▸ **Exercise aim**
The exercise asks you to copy every line below in which "suits" appears.

# # # #

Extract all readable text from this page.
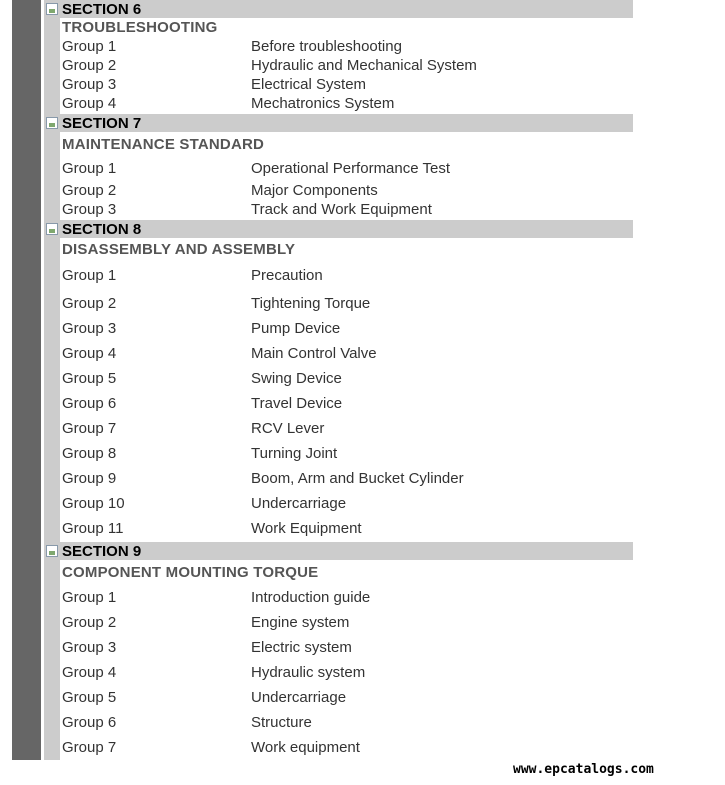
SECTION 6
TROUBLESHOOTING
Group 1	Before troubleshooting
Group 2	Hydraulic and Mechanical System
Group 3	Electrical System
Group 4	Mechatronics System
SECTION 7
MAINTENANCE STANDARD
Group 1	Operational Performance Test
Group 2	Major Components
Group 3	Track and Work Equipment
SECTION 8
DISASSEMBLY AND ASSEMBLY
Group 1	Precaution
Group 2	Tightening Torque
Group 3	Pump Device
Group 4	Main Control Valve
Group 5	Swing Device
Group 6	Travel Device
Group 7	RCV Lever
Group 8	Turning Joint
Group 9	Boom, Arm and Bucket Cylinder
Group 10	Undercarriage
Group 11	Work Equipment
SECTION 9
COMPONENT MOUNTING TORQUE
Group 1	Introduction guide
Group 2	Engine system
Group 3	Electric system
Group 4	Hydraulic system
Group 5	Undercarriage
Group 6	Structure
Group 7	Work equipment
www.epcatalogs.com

# # # #

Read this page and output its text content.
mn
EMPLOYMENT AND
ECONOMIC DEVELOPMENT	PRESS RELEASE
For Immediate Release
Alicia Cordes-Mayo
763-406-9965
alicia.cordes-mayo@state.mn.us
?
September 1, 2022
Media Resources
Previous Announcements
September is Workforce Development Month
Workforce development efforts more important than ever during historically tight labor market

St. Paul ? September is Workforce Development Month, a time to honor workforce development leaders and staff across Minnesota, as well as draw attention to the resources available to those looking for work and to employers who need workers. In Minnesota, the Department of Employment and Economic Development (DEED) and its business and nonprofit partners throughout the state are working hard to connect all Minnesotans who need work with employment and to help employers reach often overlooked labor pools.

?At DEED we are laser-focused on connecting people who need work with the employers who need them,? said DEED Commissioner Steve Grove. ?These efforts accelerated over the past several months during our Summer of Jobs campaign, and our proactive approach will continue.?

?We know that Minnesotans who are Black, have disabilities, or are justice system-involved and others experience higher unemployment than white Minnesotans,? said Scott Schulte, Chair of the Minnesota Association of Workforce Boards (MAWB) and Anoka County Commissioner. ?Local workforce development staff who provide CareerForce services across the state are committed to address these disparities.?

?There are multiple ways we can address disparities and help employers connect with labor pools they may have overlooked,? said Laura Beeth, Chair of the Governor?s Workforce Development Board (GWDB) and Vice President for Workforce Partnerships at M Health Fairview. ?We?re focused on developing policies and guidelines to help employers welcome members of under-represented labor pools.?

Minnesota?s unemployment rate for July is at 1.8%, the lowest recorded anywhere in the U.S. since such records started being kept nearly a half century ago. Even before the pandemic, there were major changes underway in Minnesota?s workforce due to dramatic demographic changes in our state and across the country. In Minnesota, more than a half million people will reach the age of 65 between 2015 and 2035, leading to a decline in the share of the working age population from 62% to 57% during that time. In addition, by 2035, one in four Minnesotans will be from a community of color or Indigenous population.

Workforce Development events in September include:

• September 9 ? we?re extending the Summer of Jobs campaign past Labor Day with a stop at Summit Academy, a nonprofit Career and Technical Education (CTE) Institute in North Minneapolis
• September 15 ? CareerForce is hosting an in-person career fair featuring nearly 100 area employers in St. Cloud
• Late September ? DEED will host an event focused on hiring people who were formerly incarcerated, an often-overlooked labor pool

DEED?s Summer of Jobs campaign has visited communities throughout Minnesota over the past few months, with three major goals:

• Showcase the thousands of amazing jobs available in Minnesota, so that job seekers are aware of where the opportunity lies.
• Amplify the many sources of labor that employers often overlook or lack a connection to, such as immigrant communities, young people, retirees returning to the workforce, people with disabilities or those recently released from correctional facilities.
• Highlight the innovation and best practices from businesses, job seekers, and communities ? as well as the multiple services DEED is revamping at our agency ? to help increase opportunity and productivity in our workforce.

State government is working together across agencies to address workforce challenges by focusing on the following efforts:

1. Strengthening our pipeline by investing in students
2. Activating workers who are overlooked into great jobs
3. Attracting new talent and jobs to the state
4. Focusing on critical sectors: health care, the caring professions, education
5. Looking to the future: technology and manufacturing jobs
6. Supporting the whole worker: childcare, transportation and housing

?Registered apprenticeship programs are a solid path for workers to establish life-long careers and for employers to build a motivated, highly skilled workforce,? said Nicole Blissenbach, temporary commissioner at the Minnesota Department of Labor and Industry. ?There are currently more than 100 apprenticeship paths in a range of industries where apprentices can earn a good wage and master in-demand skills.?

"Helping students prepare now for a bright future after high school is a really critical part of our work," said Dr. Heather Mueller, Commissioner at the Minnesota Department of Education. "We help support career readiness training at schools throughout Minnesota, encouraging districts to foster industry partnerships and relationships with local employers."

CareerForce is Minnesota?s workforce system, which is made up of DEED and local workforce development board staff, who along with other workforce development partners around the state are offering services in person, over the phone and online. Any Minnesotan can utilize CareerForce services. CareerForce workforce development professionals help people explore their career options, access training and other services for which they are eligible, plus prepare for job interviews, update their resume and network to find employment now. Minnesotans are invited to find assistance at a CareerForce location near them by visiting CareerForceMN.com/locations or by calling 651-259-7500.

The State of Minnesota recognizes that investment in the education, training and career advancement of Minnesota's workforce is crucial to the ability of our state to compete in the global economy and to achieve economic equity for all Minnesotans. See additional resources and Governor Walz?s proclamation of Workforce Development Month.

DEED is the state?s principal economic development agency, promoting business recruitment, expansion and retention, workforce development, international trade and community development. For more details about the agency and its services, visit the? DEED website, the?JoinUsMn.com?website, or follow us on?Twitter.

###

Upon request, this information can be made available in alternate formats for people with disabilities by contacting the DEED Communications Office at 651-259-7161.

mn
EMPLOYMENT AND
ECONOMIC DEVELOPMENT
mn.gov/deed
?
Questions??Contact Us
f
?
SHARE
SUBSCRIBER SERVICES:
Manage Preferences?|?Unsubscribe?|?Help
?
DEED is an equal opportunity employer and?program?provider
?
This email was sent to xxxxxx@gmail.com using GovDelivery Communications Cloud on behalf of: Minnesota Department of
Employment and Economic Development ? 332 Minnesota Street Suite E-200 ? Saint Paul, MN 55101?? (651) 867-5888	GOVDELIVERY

# # # #

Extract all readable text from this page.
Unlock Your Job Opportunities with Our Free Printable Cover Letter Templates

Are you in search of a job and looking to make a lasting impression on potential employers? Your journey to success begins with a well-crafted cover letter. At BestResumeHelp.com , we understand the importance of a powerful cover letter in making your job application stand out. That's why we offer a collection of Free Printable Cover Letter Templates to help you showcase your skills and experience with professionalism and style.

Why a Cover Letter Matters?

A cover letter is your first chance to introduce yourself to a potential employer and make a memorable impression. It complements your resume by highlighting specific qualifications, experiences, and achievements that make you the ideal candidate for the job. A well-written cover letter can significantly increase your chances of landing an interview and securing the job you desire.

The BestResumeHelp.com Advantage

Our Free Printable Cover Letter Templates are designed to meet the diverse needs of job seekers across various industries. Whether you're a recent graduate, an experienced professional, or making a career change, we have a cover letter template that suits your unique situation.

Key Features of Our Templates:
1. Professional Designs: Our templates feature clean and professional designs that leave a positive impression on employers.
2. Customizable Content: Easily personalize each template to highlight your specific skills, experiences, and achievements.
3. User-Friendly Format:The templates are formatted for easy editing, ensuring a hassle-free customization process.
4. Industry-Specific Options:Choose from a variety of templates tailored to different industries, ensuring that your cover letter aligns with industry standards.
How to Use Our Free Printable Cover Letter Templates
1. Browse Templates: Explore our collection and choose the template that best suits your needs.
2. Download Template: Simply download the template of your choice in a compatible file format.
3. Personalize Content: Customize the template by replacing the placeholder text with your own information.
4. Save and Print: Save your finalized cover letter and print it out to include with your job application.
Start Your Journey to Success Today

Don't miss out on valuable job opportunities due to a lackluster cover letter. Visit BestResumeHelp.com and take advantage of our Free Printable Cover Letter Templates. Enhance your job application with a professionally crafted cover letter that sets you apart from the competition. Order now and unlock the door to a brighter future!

# # # #

▸ **Output**
Our Free Printable Cover Letter Templates are designed to meet the diverse needs of job seekers across various industries. Whether you're a recent graduate, an experienced professional, or making a career change, we have a cover letter template that suits your unique situation.
1. Browse Templates: Explore our collection and choose the template that best suits your needs.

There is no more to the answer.